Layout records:
<<<<

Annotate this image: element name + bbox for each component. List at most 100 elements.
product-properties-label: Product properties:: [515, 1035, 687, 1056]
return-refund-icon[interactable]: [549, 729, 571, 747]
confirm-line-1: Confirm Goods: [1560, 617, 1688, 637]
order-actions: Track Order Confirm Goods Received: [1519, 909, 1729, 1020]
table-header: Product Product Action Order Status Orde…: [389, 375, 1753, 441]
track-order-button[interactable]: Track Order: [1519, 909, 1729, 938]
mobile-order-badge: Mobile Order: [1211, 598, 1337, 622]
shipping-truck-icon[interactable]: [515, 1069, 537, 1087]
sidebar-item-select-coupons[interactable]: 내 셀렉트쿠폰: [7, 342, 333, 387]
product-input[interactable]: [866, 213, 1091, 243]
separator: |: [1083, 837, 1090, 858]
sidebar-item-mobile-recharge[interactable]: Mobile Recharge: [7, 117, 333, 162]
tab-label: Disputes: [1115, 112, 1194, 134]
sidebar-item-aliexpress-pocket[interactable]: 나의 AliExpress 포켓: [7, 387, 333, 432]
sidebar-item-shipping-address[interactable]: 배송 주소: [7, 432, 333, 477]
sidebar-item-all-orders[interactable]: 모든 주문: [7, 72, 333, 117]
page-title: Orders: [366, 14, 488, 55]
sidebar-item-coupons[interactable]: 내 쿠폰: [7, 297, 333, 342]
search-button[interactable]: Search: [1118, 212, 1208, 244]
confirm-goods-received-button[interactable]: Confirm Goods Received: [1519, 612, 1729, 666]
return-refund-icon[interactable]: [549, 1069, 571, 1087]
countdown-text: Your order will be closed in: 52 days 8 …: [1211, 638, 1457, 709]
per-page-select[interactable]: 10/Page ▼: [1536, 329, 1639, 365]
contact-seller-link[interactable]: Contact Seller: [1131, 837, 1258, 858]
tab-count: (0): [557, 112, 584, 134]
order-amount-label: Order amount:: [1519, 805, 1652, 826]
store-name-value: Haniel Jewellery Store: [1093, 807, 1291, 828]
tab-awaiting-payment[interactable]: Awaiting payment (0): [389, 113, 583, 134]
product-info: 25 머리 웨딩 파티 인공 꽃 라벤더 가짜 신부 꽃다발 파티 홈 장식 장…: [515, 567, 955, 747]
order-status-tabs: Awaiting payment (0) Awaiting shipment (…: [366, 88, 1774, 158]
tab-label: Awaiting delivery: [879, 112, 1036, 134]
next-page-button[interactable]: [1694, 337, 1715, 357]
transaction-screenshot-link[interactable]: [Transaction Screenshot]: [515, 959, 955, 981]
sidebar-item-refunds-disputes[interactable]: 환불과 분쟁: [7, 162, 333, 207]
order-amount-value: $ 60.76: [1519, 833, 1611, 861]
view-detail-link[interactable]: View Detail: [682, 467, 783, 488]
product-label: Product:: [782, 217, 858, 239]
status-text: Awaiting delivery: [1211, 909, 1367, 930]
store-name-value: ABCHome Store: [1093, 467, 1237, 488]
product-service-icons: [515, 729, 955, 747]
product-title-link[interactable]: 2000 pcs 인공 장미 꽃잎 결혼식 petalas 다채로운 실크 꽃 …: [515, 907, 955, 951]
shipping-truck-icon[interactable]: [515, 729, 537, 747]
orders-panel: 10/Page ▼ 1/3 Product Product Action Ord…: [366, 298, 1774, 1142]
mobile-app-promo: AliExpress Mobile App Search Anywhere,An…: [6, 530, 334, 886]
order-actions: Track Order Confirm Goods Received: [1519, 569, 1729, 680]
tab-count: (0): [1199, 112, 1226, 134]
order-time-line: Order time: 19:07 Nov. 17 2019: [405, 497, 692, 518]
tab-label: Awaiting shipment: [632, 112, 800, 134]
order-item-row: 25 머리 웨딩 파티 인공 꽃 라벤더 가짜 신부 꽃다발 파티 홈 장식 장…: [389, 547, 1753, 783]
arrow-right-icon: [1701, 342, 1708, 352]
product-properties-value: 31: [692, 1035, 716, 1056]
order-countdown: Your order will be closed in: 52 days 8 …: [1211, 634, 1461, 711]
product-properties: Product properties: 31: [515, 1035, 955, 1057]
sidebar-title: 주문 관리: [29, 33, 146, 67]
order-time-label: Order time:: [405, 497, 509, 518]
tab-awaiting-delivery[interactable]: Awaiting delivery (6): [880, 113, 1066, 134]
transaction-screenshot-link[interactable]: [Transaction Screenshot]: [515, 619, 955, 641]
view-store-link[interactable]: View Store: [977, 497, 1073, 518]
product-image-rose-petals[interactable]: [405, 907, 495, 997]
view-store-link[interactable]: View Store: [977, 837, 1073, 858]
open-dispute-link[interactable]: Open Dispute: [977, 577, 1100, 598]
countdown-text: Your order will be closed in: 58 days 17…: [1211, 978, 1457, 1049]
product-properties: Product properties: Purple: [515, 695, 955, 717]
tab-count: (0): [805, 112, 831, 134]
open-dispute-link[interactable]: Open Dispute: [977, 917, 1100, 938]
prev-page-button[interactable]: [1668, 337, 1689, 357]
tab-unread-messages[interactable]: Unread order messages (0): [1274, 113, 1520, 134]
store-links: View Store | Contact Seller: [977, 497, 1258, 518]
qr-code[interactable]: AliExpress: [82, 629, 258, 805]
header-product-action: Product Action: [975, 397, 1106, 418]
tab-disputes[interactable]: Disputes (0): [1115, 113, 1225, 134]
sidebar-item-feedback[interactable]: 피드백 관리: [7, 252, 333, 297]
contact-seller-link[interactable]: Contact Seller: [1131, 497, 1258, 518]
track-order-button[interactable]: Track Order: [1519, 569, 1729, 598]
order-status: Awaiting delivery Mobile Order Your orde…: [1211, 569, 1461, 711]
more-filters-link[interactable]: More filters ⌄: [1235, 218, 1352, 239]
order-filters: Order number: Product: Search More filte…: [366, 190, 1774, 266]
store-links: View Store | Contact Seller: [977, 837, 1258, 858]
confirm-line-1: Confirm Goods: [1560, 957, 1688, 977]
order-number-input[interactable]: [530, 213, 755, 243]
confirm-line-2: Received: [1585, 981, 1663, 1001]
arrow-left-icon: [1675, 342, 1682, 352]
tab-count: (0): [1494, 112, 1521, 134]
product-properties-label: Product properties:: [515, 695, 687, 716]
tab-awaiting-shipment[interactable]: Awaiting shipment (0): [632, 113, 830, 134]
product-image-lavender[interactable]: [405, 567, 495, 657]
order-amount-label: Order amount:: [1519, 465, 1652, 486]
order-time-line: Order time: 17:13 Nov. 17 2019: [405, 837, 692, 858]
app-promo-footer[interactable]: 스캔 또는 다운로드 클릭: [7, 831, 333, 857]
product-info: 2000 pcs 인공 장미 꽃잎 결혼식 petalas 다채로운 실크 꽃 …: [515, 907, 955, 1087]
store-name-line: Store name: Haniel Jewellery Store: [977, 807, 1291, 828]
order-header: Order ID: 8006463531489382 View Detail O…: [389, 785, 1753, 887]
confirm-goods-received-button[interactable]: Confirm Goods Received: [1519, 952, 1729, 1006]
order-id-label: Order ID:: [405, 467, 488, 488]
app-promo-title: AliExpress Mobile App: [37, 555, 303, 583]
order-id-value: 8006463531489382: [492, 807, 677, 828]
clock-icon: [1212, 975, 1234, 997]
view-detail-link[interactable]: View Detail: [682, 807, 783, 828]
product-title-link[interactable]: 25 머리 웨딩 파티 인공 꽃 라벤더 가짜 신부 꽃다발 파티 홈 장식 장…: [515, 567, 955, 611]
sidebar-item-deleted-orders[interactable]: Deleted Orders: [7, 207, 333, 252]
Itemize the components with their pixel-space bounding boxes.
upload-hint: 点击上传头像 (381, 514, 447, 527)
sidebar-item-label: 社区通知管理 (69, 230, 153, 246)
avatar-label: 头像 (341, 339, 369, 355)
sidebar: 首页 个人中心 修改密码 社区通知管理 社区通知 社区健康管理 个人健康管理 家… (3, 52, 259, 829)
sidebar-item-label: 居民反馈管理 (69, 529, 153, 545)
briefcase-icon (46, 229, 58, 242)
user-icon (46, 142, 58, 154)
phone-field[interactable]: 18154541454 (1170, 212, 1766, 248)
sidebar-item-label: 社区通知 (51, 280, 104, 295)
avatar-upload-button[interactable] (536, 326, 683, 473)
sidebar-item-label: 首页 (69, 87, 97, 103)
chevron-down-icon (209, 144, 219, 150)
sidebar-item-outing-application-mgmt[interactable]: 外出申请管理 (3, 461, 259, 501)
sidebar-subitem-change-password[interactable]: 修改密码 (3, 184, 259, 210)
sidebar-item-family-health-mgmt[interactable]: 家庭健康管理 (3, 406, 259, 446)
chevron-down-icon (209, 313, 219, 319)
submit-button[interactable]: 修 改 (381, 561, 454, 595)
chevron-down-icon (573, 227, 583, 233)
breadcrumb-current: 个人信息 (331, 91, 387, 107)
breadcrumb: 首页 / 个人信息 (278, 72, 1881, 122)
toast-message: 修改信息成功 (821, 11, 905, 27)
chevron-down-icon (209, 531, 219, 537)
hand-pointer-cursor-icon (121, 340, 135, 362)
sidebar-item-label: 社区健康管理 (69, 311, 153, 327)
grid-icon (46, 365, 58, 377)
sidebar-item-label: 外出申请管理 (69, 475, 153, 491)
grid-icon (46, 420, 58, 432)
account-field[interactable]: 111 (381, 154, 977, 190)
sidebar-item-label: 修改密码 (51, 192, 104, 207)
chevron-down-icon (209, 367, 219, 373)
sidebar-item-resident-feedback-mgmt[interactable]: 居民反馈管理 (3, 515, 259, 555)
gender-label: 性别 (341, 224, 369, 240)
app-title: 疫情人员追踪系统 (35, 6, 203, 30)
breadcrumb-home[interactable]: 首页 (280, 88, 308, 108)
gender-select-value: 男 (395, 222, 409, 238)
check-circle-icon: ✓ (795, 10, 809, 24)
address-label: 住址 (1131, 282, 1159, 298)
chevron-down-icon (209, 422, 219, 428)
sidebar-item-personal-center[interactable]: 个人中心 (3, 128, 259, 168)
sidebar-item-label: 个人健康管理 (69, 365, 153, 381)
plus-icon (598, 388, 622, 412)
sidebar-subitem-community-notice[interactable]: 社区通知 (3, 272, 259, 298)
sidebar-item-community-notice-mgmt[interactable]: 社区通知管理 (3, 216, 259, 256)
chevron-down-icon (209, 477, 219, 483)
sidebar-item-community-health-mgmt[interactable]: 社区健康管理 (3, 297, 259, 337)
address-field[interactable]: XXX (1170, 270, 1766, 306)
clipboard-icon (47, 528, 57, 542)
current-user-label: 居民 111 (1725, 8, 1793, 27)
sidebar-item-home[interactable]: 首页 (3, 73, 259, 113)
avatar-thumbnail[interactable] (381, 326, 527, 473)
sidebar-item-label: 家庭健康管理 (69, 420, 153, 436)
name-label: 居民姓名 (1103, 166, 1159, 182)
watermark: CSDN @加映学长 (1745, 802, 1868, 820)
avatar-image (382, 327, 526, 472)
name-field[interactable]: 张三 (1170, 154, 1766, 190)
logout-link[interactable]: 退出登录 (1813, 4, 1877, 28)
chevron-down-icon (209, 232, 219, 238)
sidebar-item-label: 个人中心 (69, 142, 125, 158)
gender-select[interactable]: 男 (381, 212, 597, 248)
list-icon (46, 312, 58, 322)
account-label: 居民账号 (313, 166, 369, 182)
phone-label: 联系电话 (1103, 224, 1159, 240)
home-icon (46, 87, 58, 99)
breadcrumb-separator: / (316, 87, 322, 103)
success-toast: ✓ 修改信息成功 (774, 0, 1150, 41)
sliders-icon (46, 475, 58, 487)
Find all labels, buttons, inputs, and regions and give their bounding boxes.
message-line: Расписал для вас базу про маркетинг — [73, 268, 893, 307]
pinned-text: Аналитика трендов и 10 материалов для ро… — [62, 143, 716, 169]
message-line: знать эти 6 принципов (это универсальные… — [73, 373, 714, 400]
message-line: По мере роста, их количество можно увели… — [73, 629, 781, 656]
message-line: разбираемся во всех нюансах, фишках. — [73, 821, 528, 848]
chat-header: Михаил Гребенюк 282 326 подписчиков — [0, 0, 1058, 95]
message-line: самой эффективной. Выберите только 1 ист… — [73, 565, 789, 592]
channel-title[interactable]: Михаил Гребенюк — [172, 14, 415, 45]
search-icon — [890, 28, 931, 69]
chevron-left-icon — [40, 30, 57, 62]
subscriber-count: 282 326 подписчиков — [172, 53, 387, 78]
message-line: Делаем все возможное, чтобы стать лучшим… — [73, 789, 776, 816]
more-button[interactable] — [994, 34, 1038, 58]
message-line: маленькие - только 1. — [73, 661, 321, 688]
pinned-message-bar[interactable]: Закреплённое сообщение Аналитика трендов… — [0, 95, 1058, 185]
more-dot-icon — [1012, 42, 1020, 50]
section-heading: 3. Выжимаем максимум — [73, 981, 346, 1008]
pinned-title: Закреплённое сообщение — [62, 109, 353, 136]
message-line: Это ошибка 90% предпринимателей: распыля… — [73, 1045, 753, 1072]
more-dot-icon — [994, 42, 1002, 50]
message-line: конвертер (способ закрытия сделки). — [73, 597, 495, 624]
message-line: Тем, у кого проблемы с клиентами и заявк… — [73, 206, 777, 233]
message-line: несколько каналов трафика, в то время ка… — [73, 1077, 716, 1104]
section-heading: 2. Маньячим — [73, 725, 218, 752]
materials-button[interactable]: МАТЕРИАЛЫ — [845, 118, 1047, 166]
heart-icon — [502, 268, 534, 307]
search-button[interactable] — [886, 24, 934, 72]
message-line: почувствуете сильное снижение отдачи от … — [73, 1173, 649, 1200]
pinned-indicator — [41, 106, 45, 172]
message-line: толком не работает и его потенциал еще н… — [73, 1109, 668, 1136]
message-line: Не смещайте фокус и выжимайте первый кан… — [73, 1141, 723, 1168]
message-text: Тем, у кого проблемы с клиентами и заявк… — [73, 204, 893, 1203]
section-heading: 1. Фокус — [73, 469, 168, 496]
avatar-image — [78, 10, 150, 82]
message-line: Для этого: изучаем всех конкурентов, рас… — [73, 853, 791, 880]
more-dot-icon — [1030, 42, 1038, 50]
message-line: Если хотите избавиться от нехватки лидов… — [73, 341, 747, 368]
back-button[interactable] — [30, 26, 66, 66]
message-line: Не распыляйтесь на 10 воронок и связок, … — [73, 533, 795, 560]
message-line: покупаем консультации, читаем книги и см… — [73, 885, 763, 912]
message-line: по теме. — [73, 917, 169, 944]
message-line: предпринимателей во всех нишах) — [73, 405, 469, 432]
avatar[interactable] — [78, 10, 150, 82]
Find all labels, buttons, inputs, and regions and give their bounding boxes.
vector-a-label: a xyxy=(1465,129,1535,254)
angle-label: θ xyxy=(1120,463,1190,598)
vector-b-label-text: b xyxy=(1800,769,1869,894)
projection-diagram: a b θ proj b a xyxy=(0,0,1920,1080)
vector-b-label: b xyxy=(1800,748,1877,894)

>>>>

**Work required:** Retype the lines from the start of the records through the line that contains "table-header: Product Product", including both ends, without changing anything.

**Result:**
Annotate this image: element name + bbox for each component. List at most 100 elements.
product-properties-label: Product properties:: [515, 1035, 687, 1056]
return-refund-icon[interactable]: [549, 729, 571, 747]
confirm-line-1: Confirm Goods: [1560, 617, 1688, 637]
order-actions: Track Order Confirm Goods Received: [1519, 909, 1729, 1020]
table-header: Product Product Action Order Status Orde…: [389, 375, 1753, 441]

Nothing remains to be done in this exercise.